**Exercise objective:**
Each record must be retyped in full. No character may differ.

Collected data:
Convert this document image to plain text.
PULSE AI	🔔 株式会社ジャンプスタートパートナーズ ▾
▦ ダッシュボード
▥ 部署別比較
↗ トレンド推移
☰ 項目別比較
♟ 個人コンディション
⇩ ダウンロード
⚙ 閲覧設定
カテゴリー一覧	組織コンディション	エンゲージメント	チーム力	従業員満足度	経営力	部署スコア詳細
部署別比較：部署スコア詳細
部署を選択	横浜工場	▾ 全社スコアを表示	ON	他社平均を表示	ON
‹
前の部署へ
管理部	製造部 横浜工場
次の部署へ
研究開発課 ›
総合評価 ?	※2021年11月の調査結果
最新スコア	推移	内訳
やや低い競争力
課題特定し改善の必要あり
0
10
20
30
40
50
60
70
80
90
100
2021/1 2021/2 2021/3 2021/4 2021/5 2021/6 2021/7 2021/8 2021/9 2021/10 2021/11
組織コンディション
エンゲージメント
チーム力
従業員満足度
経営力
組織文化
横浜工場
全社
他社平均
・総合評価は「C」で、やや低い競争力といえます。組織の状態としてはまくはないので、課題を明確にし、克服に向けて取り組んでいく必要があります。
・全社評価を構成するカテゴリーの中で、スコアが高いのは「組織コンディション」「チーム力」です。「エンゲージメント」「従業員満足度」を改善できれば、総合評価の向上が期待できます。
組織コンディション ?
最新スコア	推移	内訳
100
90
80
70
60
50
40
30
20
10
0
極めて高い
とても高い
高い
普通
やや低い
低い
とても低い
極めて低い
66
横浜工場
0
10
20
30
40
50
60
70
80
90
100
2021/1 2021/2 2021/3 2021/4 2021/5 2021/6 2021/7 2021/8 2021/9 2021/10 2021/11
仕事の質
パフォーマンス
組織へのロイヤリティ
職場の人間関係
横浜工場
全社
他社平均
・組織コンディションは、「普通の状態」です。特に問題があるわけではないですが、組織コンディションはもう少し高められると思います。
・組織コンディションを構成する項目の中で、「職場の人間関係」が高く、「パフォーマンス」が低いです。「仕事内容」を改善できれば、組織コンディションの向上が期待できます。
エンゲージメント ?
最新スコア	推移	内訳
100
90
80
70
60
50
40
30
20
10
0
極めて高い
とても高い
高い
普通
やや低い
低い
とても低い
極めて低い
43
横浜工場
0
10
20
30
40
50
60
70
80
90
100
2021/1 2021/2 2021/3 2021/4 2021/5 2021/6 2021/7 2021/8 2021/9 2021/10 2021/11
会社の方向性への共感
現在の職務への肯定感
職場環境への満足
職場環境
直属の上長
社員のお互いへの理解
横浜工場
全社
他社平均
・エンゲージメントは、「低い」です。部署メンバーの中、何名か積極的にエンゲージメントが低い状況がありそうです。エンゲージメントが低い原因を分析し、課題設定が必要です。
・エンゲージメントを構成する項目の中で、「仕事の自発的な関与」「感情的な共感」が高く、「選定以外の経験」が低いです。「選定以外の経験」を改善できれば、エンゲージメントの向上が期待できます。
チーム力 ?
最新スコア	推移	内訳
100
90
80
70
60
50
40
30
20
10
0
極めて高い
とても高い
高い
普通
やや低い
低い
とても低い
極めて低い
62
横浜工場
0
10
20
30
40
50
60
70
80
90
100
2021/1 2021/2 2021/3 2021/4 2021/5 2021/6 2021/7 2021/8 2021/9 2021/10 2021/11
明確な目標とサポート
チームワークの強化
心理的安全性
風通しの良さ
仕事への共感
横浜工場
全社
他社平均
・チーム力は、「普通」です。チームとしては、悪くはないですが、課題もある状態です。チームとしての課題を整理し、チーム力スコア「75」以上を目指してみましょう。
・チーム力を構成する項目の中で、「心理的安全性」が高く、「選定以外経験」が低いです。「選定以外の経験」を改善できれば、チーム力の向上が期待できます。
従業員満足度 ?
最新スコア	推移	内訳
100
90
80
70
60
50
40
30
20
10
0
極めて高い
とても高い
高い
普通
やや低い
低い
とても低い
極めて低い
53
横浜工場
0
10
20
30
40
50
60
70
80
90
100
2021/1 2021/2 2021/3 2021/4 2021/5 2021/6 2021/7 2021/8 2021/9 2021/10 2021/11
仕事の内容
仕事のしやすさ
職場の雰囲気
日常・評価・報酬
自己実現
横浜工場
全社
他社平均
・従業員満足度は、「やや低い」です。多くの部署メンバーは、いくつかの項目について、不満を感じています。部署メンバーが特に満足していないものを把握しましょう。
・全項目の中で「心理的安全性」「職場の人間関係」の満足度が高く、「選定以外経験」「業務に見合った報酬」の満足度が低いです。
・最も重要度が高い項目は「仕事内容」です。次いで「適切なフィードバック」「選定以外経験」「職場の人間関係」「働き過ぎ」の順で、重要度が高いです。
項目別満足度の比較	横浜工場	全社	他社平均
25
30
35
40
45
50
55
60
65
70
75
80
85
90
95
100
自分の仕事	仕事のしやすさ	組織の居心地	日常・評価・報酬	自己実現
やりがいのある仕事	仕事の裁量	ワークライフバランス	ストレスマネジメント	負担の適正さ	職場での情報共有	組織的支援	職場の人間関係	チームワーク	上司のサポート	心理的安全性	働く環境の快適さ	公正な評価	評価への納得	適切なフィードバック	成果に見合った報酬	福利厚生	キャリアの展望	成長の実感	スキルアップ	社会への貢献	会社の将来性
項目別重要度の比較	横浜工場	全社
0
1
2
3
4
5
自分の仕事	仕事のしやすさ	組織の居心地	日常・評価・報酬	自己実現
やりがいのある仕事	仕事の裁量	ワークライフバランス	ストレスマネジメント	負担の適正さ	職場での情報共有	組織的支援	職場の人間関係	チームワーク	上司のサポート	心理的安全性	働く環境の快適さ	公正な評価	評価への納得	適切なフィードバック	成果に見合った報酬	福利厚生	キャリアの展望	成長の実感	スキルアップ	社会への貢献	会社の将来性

**Response to this task:**
Convert this document image to plain text.
PULSE AI	🔔 株式会社ジャンプスタートパートナーズ ▾
▦ ダッシュボード
▥ 部署別比較
↗ トレンド推移
☰ 項目別比較
♟ 個人コンディション
⇩ ダウンロード
⚙ 閲覧設定
カテゴリー一覧	組織コンディション	エンゲージメント	チーム力	従業員満足度	経営力	部署スコア詳細
部署別比較：部署スコア詳細
部署を選択	横浜工場	▾ 全社スコアを表示	ON	他社平均を表示	ON
‹
前の部署へ
管理部	製造部 横浜工場
次の部署へ
研究開発課 ›
総合評価 ?	※2021年11月の調査結果
最新スコア	推移	内訳
やや低い競争力
課題特定し改善の必要あり
0
10
20
30
40
50
60
70
80
90
100
2021/1 2021/2 2021/3 2021/4 2021/5 2021/6 2021/7 2021/8 2021/9 2021/10 2021/11
組織コンディション
エンゲージメント
チーム力
従業員満足度
経営力
組織文化
横浜工場
全社
他社平均
・総合評価は「C」で、やや低い競争力といえます。組織の状態としてはまくはないので、課題を明確にし、克服に向けて取り組んでいく必要があります。
・全社評価を構成するカテゴリーの中で、スコアが高いのは「組織コンディション」「チーム力」です。「エンゲージメント」「従業員満足度」を改善できれば、総合評価の向上が期待できます。
組織コンディション ?
最新スコア	推移	内訳
100
90
80
70
60
50
40
30
20
10
0
極めて高い
とても高い
高い
普通
やや低い
低い
とても低い
極めて低い
66
横浜工場
0
10
20
30
40
50
60
70
80
90
100
2021/1 2021/2 2021/3 2021/4 2021/5 2021/6 2021/7 2021/8 2021/9 2021/10 2021/11
仕事の質
パフォーマンス
組織へのロイヤリティ
職場の人間関係
横浜工場
全社
他社平均
・組織コンディションは、「普通の状態」です。特に問題があるわけではないですが、組織コンディションはもう少し高められると思います。
・組織コンディションを構成する項目の中で、「職場の人間関係」が高く、「パフォーマンス」が低いです。「仕事内容」を改善できれば、組織コンディションの向上が期待できます。
エンゲージメント ?
最新スコア	推移	内訳
100
90
80
70
60
50
40
30
20
10
0
極めて高い
とても高い
高い
普通
やや低い
低い
とても低い
極めて低い
43
横浜工場
0
10
20
30
40
50
60
70
80
90
100
2021/1 2021/2 2021/3 2021/4 2021/5 2021/6 2021/7 2021/8 2021/9 2021/10 2021/11
会社の方向性への共感
現在の職務への肯定感
職場環境への満足
職場環境
直属の上長
社員のお互いへの理解
横浜工場
全社
他社平均
・エンゲージメントは、「低い」です。部署メンバーの中、何名か積極的にエンゲージメントが低い状況がありそうです。エンゲージメントが低い原因を分析し、課題設定が必要です。
・エンゲージメントを構成する項目の中で、「仕事の自発的な関与」「感情的な共感」が高く、「選定以外の経験」が低いです。「選定以外の経験」を改善できれば、エンゲージメントの向上が期待できます。
チーム力 ?
最新スコア	推移	内訳
100
90
80
70
60
50
40
30
20
10
0
極めて高い
とても高い
高い
普通
やや低い
低い
とても低い
極めて低い
62
横浜工場
0
10
20
30
40
50
60
70
80
90
100
2021/1 2021/2 2021/3 2021/4 2021/5 2021/6 2021/7 2021/8 2021/9 2021/10 2021/11
明確な目標とサポート
チームワークの強化
心理的安全性
風通しの良さ
仕事への共感
横浜工場
全社
他社平均
・チーム力は、「普通」です。チームとしては、悪くはないですが、課題もある状態です。チームとしての課題を整理し、チーム力スコア「75」以上を目指してみましょう。
・チーム力を構成する項目の中で、「心理的安全性」が高く、「選定以外経験」が低いです。「選定以外の経験」を改善できれば、チーム力の向上が期待できます。
従業員満足度 ?
最新スコア	推移	内訳
100
90
80
70
60
50
40
30
20
10
0
極めて高い
とても高い
高い
普通
やや低い
低い
とても低い
極めて低い
53
横浜工場
0
10
20
30
40
50
60
70
80
90
100
2021/1 2021/2 2021/3 2021/4 2021/5 2021/6 2021/7 2021/8 2021/9 2021/10 2021/11
仕事の内容
仕事のしやすさ
職場の雰囲気
日常・評価・報酬
自己実現
横浜工場
全社
他社平均
・従業員満足度は、「やや低い」です。多くの部署メンバーは、いくつかの項目について、不満を感じています。部署メンバーが特に満足していないものを把握しましょう。
・全項目の中で「心理的安全性」「職場の人間関係」の満足度が高く、「選定以外経験」「業務に見合った報酬」の満足度が低いです。
・最も重要度が高い項目は「仕事内容」です。次いで「適切なフィードバック」「選定以外経験」「職場の人間関係」「働き過ぎ」の順で、重要度が高いです。
項目別満足度の比較	横浜工場	全社	他社平均
25
30
35
40
45
50
55
60
65
70
75
80
85
90
95
100
自分の仕事	仕事のしやすさ	組織の居心地	日常・評価・報酬	自己実現
やりがいのある仕事	仕事の裁量	ワークライフバランス	ストレスマネジメント	負担の適正さ	職場での情報共有	組織的支援	職場の人間関係	チームワーク	上司のサポート	心理的安全性	働く環境の快適さ	公正な評価	評価への納得	適切なフィードバック	成果に見合った報酬	福利厚生	キャリアの展望	成長の実感	スキルアップ	社会への貢献	会社の将来性
項目別重要度の比較	横浜工場	全社
0
1
2
3
4
5
自分の仕事	仕事のしやすさ	組織の居心地	日常・評価・報酬	自己実現
やりがいのある仕事	仕事の裁量	ワークライフバランス	ストレスマネジメント	負担の適正さ	職場での情報共有	組織的支援	職場の人間関係	チームワーク	上司のサポート	心理的安全性	働く環境の快適さ	公正な評価	評価への納得	適切なフィードバック	成果に見合った報酬	福利厚生	キャリアの展望	成長の実感	スキルアップ	社会への貢献	会社の将来性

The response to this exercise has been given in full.